What is required »
What follows is a listing. Return every line of it exactly.

::: Recorded information :::

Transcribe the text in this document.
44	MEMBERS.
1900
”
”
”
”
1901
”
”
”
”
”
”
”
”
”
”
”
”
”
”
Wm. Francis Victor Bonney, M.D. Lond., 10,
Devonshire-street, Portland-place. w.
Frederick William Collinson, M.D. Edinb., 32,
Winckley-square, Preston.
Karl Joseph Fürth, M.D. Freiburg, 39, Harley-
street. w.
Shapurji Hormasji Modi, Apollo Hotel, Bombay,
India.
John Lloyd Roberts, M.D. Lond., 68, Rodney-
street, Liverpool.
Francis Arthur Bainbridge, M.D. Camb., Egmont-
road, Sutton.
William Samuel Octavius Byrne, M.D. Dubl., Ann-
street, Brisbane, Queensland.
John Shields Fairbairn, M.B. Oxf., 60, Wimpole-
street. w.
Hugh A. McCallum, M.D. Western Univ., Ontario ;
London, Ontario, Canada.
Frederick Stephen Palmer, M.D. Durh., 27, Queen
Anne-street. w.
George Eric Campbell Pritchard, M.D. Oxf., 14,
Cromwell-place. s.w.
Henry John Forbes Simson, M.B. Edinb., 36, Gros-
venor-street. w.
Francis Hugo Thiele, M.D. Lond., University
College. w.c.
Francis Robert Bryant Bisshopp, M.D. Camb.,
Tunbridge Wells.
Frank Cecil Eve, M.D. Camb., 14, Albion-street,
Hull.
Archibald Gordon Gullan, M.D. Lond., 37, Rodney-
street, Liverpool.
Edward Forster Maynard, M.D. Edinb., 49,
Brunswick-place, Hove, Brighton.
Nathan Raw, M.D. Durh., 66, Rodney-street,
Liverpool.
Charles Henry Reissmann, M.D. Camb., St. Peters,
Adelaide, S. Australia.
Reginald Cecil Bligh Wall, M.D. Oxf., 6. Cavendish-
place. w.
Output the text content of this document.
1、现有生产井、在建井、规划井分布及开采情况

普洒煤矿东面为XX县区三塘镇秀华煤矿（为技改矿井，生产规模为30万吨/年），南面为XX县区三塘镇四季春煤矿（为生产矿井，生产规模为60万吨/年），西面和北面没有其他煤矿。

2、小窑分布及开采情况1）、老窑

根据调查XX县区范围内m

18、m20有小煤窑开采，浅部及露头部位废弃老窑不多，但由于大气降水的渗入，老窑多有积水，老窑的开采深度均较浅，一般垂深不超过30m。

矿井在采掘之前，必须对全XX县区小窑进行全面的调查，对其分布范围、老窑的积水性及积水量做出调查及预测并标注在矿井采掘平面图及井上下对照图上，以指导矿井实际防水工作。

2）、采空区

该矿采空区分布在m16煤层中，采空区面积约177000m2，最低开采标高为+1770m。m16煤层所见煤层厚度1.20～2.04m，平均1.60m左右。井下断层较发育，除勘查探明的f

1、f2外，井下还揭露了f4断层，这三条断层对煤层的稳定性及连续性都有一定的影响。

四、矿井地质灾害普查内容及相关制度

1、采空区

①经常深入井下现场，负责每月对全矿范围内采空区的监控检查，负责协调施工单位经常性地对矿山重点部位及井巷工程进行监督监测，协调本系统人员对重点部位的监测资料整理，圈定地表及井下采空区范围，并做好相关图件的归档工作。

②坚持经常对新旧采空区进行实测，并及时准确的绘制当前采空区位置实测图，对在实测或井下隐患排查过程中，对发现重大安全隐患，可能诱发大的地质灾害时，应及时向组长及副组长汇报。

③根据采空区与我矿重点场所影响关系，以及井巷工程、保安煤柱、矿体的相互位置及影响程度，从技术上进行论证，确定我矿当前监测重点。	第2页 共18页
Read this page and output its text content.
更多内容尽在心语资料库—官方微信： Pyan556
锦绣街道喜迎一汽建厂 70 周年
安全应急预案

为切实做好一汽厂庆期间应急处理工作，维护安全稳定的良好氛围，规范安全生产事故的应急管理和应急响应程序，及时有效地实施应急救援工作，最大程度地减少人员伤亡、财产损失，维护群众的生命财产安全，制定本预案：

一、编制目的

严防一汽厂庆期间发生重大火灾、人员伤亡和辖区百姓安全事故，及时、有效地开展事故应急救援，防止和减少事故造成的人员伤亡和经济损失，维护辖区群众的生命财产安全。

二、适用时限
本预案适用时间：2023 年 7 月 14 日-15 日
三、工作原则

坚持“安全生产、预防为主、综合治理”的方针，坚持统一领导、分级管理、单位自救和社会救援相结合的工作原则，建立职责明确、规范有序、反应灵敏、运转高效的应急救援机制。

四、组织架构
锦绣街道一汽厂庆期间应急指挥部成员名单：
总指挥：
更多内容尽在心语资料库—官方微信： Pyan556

:::

Exercise solution »
Transcribe the text in this document.
44	MEMBERS.
1900
”
”
”
”
1901
”
”
”
”
”
”
”
”
”
”
”
”
”
”
Wm. Francis Victor Bonney, M.D. Lond., 10,
Devonshire-street, Portland-place. w.
Frederick William Collinson, M.D. Edinb., 32,
Winckley-square, Preston.
Karl Joseph Fürth, M.D. Freiburg, 39, Harley-
street. w.
Shapurji Hormasji Modi, Apollo Hotel, Bombay,
India.
John Lloyd Roberts, M.D. Lond., 68, Rodney-
street, Liverpool.
Francis Arthur Bainbridge, M.D. Camb., Egmont-
road, Sutton.
William Samuel Octavius Byrne, M.D. Dubl., Ann-
street, Brisbane, Queensland.
John Shields Fairbairn, M.B. Oxf., 60, Wimpole-
street. w.
Hugh A. McCallum, M.D. Western Univ., Ontario ;
London, Ontario, Canada.
Frederick Stephen Palmer, M.D. Durh., 27, Queen
Anne-street. w.
George Eric Campbell Pritchard, M.D. Oxf., 14,
Cromwell-place. s.w.
Henry John Forbes Simson, M.B. Edinb., 36, Gros-
venor-street. w.
Francis Hugo Thiele, M.D. Lond., University
College. w.c.
Francis Robert Bryant Bisshopp, M.D. Camb.,
Tunbridge Wells.
Frank Cecil Eve, M.D. Camb., 14, Albion-street,
Hull.
Archibald Gordon Gullan, M.D. Lond., 37, Rodney-
street, Liverpool.
Edward Forster Maynard, M.D. Edinb., 49,
Brunswick-place, Hove, Brighton.
Nathan Raw, M.D. Durh., 66, Rodney-street,
Liverpool.
Charles Henry Reissmann, M.D. Camb., St. Peters,
Adelaide, S. Australia.
Reginald Cecil Bligh Wall, M.D. Oxf., 6. Cavendish-
place. w.
Output the text content of this document.
1、现有生产井、在建井、规划井分布及开采情况

普洒煤矿东面为XX县区三塘镇秀华煤矿（为技改矿井，生产规模为30万吨/年），南面为XX县区三塘镇四季春煤矿（为生产矿井，生产规模为60万吨/年），西面和北面没有其他煤矿。

2、小窑分布及开采情况1）、老窑

根据调查XX县区范围内m

18、m20有小煤窑开采，浅部及露头部位废弃老窑不多，但由于大气降水的渗入，老窑多有积水，老窑的开采深度均较浅，一般垂深不超过30m。

矿井在采掘之前，必须对全XX县区小窑进行全面的调查，对其分布范围、老窑的积水性及积水量做出调查及预测并标注在矿井采掘平面图及井上下对照图上，以指导矿井实际防水工作。

2）、采空区

该矿采空区分布在m16煤层中，采空区面积约177000m2，最低开采标高为+1770m。m16煤层所见煤层厚度1.20～2.04m，平均1.60m左右。井下断层较发育，除勘查探明的f

1、f2外，井下还揭露了f4断层，这三条断层对煤层的稳定性及连续性都有一定的影响。

四、矿井地质灾害普查内容及相关制度

1、采空区

①经常深入井下现场，负责每月对全矿范围内采空区的监控检查，负责协调施工单位经常性地对矿山重点部位及井巷工程进行监督监测，协调本系统人员对重点部位的监测资料整理，圈定地表及井下采空区范围，并做好相关图件的归档工作。

②坚持经常对新旧采空区进行实测，并及时准确的绘制当前采空区位置实测图，对在实测或井下隐患排查过程中，对发现重大安全隐患，可能诱发大的地质灾害时，应及时向组长及副组长汇报。

③根据采空区与我矿重点场所影响关系，以及井巷工程、保安煤柱、矿体的相互位置及影响程度，从技术上进行论证，确定我矿当前监测重点。	第2页 共18页
Read this page and output its text content.
更多内容尽在心语资料库—官方微信： Pyan556
锦绣街道喜迎一汽建厂 70 周年
安全应急预案

为切实做好一汽厂庆期间应急处理工作，维护安全稳定的良好氛围，规范安全生产事故的应急管理和应急响应程序，及时有效地实施应急救援工作，最大程度地减少人员伤亡、财产损失，维护群众的生命财产安全，制定本预案：

一、编制目的

严防一汽厂庆期间发生重大火灾、人员伤亡和辖区百姓安全事故，及时、有效地开展事故应急救援，防止和减少事故造成的人员伤亡和经济损失，维护辖区群众的生命财产安全。

二、适用时限
本预案适用时间：2023 年 7 月 14 日-15 日
三、工作原则

坚持“安全生产、预防为主、综合治理”的方针，坚持统一领导、分级管理、单位自救和社会救援相结合的工作原则，建立职责明确、规范有序、反应灵敏、运转高效的应急救援机制。

四、组织架构
锦绣街道一汽厂庆期间应急指挥部成员名单：
总指挥：
更多内容尽在心语资料库—官方微信： Pyan556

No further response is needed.